Write out each line in which the string "name" is present.

__Extracted data__.
+---+

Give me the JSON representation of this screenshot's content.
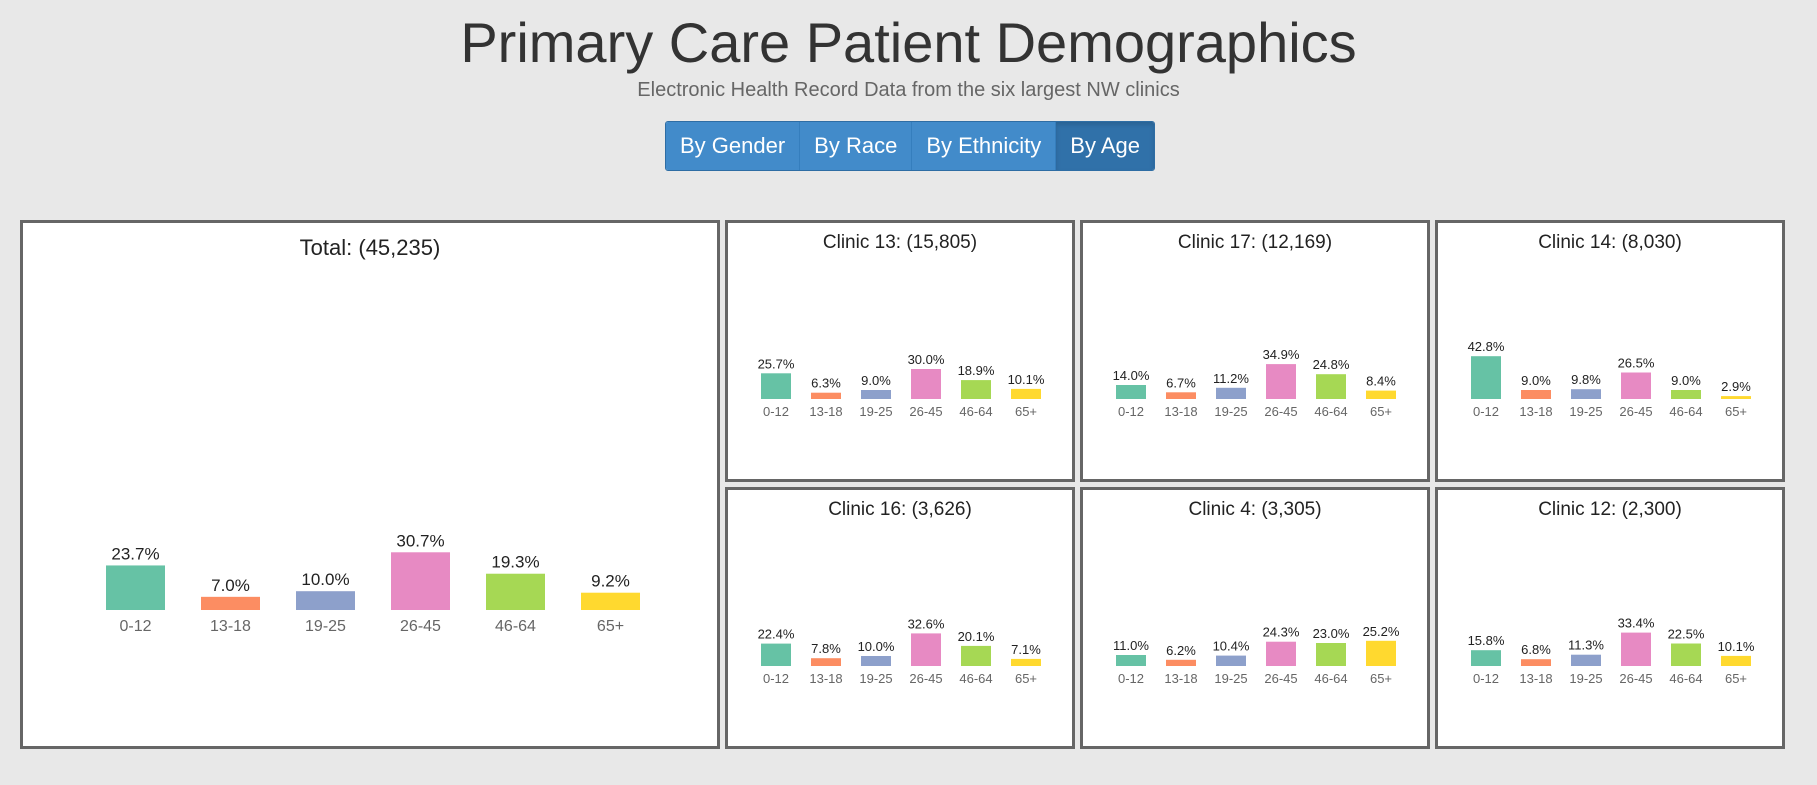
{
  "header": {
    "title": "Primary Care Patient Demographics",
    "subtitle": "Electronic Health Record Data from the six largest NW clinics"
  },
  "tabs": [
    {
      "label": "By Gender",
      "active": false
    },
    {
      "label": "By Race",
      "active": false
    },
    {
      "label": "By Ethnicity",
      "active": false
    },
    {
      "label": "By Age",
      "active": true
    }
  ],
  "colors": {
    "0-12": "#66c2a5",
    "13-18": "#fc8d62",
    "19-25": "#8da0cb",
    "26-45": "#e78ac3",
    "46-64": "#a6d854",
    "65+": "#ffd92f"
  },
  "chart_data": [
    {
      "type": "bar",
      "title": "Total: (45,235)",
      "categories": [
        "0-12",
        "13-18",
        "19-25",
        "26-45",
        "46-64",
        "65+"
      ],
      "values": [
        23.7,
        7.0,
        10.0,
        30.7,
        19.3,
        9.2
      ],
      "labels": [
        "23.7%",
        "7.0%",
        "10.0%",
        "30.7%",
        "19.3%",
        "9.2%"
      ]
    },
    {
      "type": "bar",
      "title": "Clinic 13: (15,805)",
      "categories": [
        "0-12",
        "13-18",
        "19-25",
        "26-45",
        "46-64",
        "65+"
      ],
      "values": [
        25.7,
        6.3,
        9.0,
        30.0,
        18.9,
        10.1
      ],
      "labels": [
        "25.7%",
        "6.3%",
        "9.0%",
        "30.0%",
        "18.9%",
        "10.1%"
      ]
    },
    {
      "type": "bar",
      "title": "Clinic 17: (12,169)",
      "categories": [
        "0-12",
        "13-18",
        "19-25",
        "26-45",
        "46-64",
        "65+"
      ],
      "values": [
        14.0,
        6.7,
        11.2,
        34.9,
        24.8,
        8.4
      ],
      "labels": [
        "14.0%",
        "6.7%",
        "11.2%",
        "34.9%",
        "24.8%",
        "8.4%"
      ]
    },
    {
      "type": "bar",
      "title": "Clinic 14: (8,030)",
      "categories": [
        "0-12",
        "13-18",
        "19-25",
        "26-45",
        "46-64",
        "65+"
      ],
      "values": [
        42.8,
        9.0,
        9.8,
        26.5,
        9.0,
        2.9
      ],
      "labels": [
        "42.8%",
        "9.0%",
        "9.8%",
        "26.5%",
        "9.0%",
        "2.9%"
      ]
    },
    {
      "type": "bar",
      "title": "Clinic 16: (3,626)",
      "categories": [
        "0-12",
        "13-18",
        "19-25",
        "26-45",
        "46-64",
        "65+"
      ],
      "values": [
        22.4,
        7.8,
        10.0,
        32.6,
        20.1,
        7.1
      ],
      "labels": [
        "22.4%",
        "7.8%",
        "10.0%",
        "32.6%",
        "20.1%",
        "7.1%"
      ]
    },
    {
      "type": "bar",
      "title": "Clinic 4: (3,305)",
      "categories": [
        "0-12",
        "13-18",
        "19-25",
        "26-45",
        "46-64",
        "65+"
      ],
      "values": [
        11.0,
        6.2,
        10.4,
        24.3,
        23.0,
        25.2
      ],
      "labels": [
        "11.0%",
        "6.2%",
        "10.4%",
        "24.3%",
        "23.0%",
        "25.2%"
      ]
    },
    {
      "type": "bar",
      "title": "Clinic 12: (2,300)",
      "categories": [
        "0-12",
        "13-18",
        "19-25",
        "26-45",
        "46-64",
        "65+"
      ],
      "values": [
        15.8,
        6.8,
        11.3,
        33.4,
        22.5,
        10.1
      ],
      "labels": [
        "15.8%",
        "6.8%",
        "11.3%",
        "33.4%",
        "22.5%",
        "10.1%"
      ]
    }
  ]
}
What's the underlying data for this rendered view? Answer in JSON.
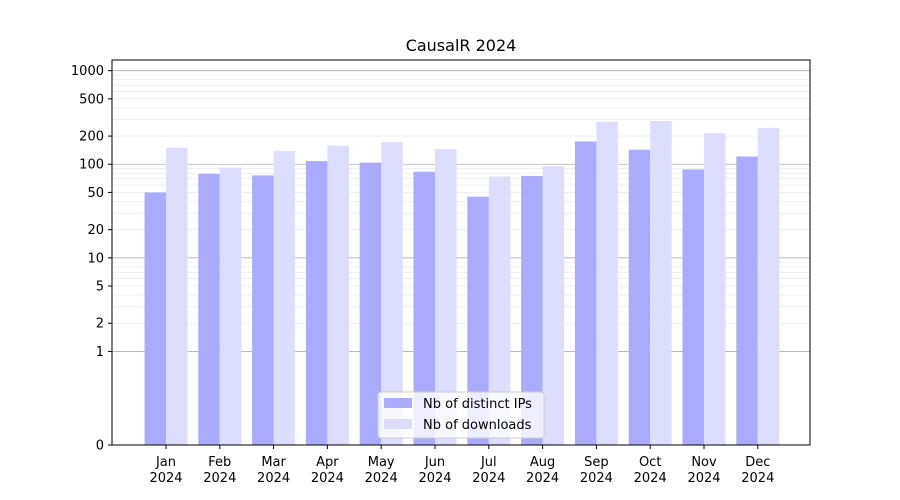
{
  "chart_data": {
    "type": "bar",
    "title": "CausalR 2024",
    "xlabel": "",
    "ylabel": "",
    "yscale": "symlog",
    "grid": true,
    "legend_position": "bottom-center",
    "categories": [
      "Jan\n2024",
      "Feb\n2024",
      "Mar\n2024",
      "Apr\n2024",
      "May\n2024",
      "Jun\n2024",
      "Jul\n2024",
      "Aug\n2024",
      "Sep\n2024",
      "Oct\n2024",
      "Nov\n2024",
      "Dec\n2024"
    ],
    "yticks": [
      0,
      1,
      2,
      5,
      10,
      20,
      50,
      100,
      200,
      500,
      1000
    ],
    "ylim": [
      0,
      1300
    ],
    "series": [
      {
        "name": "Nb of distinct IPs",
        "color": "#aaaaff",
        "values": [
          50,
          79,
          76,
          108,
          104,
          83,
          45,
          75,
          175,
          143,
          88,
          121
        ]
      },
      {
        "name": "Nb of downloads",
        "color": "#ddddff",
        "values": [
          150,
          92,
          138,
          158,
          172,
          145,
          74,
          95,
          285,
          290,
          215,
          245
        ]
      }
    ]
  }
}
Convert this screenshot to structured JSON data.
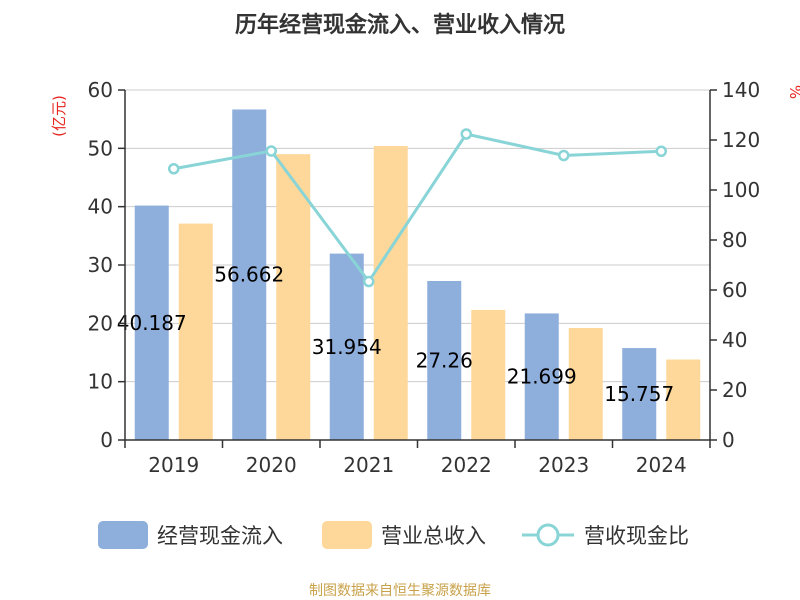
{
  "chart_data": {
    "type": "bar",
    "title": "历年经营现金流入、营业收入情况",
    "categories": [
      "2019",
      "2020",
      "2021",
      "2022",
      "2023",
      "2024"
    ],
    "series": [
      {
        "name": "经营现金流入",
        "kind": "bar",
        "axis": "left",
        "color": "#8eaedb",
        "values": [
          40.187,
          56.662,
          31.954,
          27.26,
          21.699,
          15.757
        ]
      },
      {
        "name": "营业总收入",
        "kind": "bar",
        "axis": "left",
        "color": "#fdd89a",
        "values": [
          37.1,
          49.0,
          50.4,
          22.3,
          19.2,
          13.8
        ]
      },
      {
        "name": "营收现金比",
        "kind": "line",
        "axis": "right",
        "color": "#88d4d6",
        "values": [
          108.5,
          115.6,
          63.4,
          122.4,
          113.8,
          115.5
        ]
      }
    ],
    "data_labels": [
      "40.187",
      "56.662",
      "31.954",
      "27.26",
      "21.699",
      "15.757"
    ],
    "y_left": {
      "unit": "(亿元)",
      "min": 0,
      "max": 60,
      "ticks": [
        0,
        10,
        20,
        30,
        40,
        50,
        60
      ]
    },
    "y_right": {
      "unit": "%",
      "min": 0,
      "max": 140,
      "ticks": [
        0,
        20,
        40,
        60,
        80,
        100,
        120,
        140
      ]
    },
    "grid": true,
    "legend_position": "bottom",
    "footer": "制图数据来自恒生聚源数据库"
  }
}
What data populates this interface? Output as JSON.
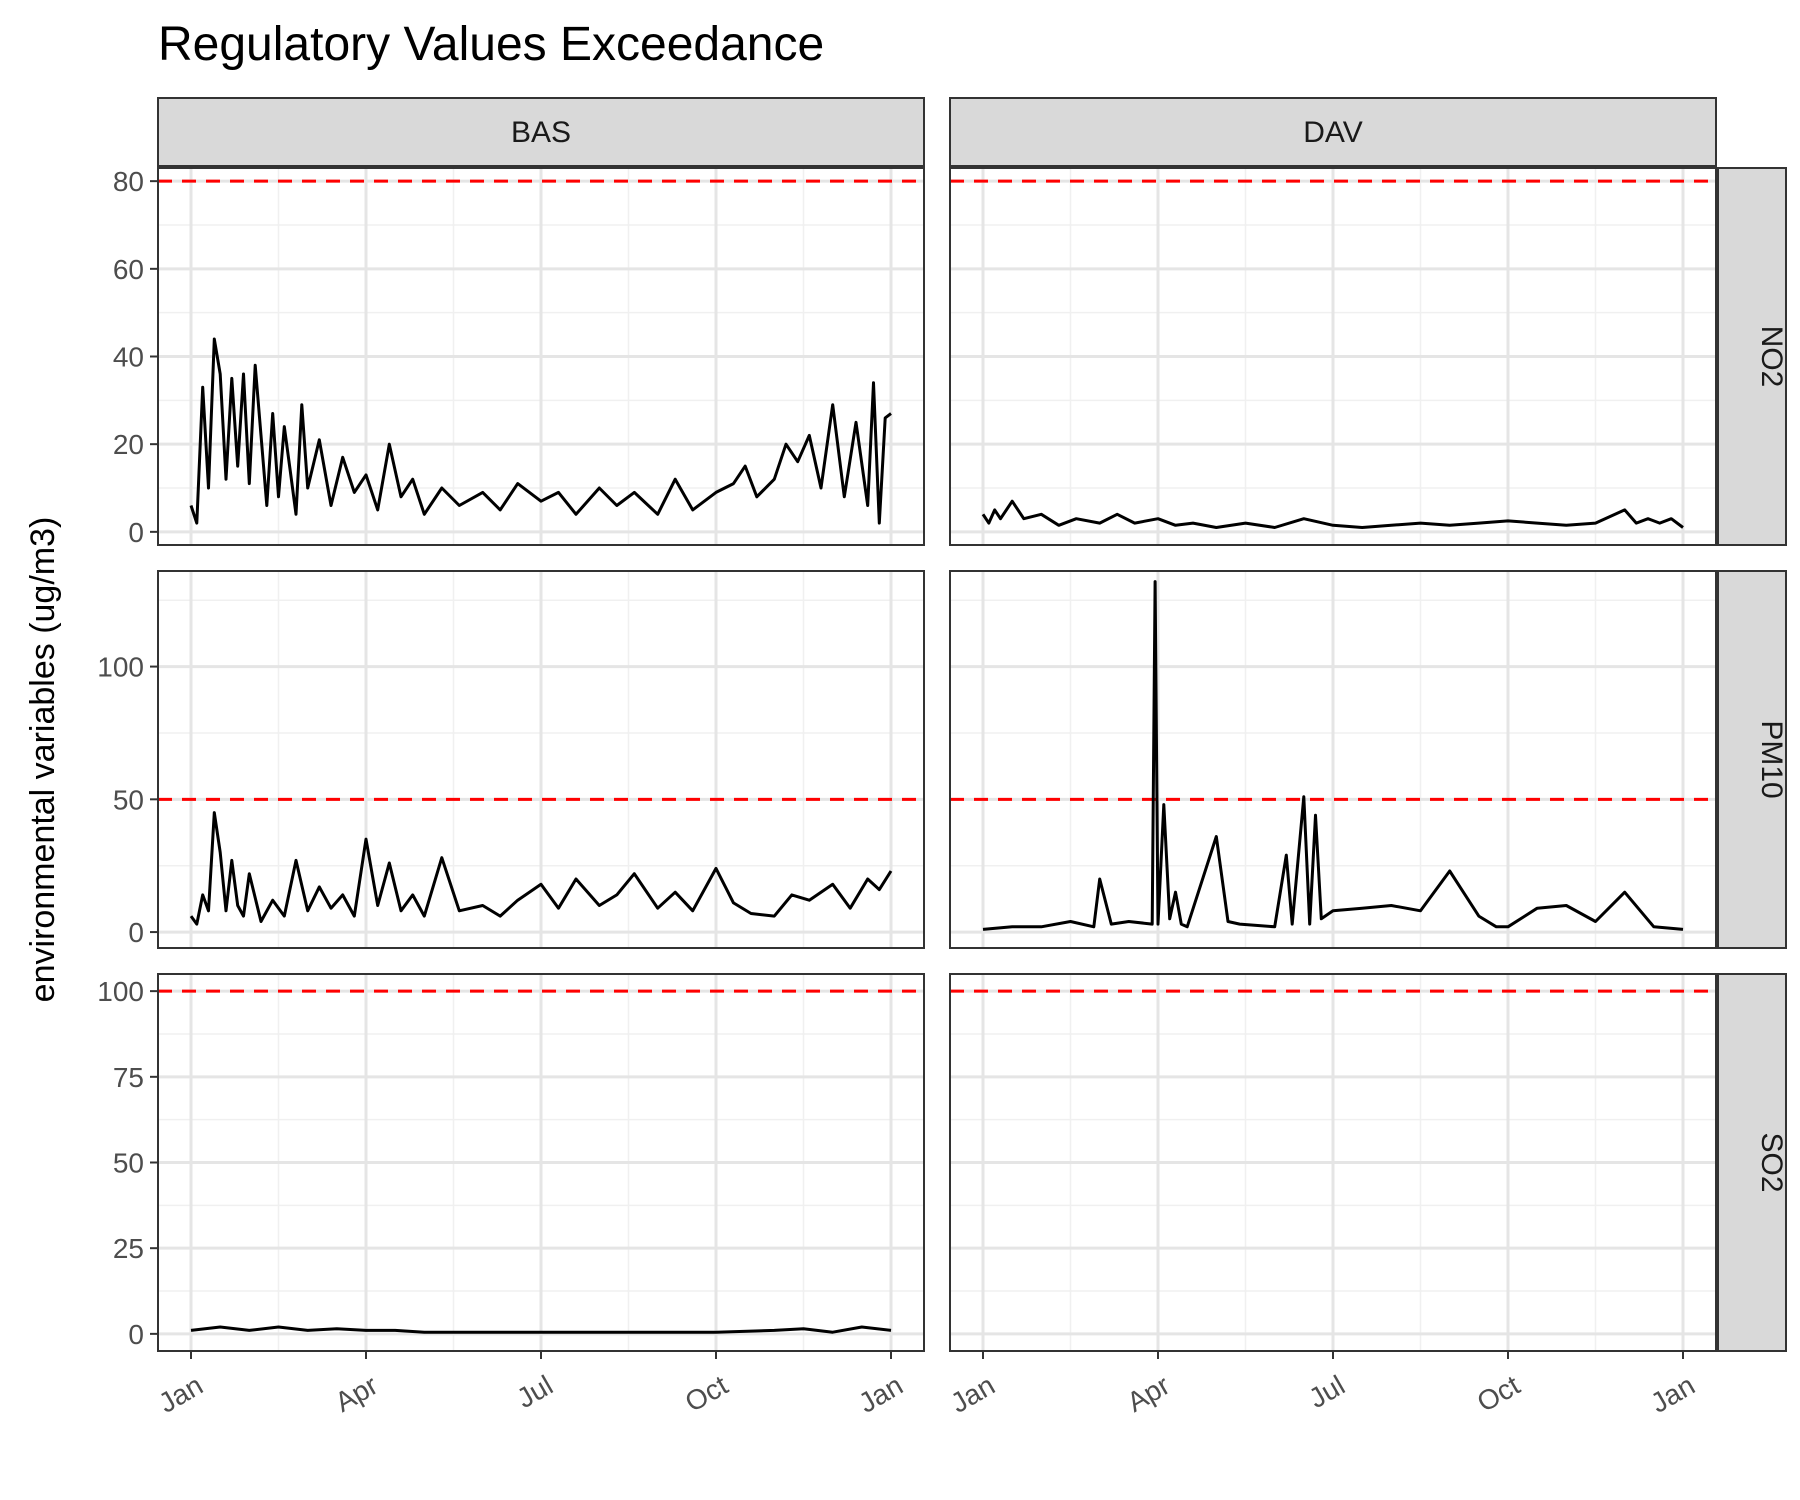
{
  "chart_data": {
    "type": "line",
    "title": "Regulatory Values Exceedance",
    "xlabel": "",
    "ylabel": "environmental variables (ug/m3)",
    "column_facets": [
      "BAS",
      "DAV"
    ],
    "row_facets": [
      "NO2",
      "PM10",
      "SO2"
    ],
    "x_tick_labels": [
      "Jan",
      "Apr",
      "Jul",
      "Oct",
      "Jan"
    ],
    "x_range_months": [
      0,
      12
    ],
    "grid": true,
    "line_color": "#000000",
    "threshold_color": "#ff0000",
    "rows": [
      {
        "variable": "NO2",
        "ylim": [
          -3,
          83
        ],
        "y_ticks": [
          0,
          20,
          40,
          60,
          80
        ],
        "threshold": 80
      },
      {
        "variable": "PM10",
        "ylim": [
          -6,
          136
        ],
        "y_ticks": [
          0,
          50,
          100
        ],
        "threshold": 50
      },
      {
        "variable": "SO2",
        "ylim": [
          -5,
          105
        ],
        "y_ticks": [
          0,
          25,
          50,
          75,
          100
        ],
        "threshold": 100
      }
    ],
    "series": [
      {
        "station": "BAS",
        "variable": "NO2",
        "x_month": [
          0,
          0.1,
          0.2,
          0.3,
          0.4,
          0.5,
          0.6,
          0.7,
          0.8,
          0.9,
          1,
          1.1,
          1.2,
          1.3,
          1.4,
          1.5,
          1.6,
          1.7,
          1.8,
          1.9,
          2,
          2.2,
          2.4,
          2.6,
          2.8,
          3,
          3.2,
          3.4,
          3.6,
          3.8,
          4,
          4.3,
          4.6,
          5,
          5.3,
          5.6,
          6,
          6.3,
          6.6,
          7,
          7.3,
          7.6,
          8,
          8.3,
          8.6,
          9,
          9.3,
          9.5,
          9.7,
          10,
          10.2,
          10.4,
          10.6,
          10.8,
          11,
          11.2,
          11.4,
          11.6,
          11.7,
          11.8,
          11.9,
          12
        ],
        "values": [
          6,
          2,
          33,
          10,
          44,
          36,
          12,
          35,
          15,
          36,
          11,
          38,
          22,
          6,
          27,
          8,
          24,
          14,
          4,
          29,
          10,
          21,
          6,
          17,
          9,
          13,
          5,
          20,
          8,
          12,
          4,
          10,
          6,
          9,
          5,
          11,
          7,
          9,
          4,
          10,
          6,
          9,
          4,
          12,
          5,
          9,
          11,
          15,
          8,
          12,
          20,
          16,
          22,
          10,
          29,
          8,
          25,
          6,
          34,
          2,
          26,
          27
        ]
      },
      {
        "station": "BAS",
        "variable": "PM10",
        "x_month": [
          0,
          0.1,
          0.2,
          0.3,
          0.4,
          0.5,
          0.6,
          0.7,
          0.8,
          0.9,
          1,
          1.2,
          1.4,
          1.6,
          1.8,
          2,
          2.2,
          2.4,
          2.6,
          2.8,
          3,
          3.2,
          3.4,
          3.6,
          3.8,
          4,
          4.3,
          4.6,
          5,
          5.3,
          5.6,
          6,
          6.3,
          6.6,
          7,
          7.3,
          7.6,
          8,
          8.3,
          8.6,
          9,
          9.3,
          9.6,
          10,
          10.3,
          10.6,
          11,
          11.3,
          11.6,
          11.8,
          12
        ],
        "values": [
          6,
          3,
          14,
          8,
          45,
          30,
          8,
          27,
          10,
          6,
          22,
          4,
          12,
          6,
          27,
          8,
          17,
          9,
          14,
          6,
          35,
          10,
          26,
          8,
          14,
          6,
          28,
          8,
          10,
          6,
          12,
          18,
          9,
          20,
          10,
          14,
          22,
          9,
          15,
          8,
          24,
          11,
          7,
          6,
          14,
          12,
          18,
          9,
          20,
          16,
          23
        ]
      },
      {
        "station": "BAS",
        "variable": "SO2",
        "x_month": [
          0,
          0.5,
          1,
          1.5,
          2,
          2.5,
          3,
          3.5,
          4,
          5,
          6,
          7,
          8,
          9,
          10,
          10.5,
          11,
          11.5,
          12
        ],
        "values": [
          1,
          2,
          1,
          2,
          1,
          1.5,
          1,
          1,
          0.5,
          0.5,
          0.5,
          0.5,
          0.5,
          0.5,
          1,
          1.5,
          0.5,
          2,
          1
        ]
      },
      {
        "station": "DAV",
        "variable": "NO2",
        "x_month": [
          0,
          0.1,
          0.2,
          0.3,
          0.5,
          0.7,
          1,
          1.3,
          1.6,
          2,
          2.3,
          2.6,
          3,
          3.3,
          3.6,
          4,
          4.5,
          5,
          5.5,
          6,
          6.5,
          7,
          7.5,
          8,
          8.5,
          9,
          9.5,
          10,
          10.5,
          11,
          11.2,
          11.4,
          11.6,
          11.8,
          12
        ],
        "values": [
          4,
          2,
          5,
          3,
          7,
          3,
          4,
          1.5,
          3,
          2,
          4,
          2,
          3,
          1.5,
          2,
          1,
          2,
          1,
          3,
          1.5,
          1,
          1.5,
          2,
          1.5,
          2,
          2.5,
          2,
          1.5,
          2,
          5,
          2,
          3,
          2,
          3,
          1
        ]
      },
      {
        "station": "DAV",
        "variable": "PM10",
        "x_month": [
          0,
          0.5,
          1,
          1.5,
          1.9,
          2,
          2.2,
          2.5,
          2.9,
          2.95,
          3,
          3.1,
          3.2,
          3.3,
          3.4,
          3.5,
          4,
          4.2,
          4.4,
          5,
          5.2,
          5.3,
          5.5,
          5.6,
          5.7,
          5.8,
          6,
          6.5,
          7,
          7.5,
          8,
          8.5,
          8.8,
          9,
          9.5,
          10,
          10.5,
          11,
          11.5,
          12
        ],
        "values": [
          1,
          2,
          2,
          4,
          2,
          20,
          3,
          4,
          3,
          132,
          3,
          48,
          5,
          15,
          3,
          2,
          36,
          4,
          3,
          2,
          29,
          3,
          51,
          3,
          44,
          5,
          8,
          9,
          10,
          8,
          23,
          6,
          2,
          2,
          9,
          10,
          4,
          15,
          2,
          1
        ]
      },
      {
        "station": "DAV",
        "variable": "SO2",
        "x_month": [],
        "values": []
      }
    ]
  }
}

+---+

__Solution to this exercise__.
        "name": "Nb of distinct IPs",
        "name": "Nb of downloads",
        "name": "经营现金流入",
        "name": "营业总收入",
        "name": "营收现金比",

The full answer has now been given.